▸ **THE INPUT**:
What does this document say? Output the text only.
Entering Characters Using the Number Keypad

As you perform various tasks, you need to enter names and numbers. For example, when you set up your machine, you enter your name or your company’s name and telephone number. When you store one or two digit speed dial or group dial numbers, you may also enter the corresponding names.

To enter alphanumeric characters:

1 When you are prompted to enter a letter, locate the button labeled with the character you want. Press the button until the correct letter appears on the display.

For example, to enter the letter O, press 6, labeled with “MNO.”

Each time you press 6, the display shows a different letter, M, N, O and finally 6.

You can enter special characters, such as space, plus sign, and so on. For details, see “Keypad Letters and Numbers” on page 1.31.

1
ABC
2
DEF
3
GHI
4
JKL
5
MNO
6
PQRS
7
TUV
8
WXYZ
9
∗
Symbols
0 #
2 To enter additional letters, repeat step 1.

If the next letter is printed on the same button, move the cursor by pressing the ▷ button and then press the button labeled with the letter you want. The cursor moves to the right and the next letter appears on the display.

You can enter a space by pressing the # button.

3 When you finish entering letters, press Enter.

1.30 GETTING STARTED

▸ **AIM OF THE TASK**:
Output all of the data above without any alteration.

▸ **WRITTEN ANSWER**:
What does this document say? Output the text only.
Entering Characters Using the Number Keypad

As you perform various tasks, you need to enter names and numbers. For example, when you set up your machine, you enter your name or your company’s name and telephone number. When you store one or two digit speed dial or group dial numbers, you may also enter the corresponding names.

To enter alphanumeric characters:

1 When you are prompted to enter a letter, locate the button labeled with the character you want. Press the button until the correct letter appears on the display.

For example, to enter the letter O, press 6, labeled with “MNO.”

Each time you press 6, the display shows a different letter, M, N, O and finally 6.

You can enter special characters, such as space, plus sign, and so on. For details, see “Keypad Letters and Numbers” on page 1.31.

1
ABC
2
DEF
3
GHI
4
JKL
5
MNO
6
PQRS
7
TUV
8
WXYZ
9
∗
Symbols
0 #
2 To enter additional letters, repeat step 1.

If the next letter is printed on the same button, move the cursor by pressing the ▷ button and then press the button labeled with the letter you want. The cursor moves to the right and the next letter appears on the display.

You can enter a space by pressing the # button.

3 When you finish entering letters, press Enter.

1.30 GETTING STARTED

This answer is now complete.